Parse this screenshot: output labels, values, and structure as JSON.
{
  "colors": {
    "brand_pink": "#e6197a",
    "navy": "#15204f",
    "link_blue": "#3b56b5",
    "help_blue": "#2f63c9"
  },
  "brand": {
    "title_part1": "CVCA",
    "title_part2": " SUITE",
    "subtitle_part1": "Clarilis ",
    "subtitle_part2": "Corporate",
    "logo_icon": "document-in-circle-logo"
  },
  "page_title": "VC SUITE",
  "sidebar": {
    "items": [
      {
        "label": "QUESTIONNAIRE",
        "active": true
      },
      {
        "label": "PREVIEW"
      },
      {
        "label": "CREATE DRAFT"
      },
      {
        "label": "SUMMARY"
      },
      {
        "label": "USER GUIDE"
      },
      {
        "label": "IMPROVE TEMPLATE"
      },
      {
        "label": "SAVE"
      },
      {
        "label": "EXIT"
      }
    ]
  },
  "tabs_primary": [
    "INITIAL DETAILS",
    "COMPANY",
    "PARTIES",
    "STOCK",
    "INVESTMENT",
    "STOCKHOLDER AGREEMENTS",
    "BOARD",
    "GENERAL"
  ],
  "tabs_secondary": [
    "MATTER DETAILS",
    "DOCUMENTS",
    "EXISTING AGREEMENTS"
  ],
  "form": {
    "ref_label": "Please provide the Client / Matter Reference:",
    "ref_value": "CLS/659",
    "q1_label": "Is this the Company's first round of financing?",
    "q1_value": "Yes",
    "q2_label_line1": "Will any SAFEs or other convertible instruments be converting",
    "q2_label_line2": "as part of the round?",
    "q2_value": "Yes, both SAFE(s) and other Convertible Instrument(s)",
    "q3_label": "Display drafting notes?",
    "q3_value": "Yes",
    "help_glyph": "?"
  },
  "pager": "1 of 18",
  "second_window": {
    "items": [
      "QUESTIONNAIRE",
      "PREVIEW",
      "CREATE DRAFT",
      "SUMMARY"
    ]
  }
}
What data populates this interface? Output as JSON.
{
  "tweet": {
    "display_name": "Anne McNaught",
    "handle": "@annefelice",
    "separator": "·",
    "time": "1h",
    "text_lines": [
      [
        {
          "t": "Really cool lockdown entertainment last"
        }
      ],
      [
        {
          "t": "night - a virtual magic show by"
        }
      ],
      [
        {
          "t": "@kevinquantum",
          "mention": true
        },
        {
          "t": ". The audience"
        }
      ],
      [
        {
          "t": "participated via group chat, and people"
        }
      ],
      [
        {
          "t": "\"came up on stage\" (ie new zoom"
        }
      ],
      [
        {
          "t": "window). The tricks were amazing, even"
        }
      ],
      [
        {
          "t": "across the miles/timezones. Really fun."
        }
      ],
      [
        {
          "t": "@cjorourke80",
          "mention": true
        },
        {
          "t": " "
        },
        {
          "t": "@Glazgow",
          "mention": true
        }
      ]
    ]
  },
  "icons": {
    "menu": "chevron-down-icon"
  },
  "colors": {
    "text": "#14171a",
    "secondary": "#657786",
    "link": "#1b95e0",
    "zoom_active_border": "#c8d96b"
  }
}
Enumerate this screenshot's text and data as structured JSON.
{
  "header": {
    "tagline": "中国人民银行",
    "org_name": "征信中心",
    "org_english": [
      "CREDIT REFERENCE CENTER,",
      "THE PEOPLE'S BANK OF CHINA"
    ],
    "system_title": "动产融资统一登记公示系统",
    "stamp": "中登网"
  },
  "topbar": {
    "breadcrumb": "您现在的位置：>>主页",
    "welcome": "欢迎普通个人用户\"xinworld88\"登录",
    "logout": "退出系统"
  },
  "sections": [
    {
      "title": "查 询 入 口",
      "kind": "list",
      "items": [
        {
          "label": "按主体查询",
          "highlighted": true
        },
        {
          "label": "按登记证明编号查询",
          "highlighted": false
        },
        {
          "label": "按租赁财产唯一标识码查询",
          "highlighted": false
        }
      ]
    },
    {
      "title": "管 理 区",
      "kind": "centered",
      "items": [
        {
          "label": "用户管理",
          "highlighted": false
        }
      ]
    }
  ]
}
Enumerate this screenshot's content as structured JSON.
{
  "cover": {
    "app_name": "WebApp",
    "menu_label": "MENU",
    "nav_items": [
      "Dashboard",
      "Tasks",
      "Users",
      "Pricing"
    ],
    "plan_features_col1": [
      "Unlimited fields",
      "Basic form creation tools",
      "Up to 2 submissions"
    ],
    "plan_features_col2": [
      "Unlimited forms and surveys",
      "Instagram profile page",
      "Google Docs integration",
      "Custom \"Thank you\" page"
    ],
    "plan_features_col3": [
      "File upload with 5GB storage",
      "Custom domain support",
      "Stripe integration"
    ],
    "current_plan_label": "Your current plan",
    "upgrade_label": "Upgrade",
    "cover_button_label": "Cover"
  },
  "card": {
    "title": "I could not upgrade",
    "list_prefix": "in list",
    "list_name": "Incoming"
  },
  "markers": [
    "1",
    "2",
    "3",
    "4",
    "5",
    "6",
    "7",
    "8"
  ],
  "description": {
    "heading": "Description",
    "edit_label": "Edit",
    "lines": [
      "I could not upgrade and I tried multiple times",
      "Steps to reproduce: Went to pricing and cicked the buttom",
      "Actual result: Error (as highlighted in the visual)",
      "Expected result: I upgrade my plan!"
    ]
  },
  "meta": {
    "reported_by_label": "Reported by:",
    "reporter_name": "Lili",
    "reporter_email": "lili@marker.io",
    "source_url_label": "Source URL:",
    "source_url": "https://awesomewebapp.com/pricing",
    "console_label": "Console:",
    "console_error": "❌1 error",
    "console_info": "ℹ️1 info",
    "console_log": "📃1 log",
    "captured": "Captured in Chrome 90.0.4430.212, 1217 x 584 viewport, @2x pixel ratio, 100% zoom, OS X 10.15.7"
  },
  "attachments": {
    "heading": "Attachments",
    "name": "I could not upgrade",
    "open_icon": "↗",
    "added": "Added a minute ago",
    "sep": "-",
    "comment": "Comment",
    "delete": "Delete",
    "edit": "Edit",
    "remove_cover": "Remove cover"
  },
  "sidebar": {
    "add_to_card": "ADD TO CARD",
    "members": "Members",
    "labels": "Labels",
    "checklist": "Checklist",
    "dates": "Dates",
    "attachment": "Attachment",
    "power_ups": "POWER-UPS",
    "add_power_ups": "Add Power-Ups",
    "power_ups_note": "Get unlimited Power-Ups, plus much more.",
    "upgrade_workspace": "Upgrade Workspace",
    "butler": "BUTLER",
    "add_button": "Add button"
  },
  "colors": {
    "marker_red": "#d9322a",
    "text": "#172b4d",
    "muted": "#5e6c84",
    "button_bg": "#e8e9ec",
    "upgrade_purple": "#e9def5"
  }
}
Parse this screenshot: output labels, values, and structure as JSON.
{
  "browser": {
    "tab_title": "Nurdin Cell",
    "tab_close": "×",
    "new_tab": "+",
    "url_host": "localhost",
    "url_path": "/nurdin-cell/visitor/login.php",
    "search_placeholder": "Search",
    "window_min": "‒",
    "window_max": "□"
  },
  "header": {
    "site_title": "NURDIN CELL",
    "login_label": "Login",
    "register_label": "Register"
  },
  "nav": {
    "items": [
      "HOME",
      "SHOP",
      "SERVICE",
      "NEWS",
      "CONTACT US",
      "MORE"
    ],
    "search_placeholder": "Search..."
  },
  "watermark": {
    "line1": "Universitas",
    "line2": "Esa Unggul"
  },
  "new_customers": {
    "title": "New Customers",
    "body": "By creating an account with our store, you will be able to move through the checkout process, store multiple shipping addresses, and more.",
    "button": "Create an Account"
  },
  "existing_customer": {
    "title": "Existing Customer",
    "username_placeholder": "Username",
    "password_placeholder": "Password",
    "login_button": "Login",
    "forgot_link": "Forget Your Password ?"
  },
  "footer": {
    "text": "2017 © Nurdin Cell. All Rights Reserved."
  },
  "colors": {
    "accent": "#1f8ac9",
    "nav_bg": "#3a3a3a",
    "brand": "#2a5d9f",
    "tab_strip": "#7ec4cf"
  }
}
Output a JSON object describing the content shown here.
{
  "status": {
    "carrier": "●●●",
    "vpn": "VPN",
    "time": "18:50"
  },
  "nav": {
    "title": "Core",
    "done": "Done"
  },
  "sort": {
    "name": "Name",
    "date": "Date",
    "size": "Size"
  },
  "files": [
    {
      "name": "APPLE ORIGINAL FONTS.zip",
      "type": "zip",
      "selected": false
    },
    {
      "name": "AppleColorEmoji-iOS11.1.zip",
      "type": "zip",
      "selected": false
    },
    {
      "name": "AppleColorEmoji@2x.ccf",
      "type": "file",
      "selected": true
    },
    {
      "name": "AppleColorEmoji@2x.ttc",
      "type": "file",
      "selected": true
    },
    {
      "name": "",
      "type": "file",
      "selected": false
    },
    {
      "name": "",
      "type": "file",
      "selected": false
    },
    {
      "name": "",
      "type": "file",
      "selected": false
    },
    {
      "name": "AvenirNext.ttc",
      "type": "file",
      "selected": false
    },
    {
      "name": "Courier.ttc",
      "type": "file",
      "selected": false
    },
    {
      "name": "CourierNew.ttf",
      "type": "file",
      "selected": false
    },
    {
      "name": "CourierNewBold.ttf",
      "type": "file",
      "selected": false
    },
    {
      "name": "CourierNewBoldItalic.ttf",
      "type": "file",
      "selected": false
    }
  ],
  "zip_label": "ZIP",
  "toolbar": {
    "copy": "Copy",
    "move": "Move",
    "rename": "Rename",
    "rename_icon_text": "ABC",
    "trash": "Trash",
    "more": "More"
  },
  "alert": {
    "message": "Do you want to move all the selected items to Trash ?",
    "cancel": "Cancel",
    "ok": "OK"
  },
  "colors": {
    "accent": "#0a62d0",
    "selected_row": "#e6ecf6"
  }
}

########

From the listing, copy each line containing the word "this".

Parse this screenshot: output labels, values, and structure as JSON.
    "q1_label": "Is this the Company's first round of financing?",
What data populates this interface? Output as JSON.
Enumerate this screenshot's text and data as structured JSON.
Enumerate this screenshot's content as structured JSON.
Parse this screenshot: output labels, values, and structure as JSON.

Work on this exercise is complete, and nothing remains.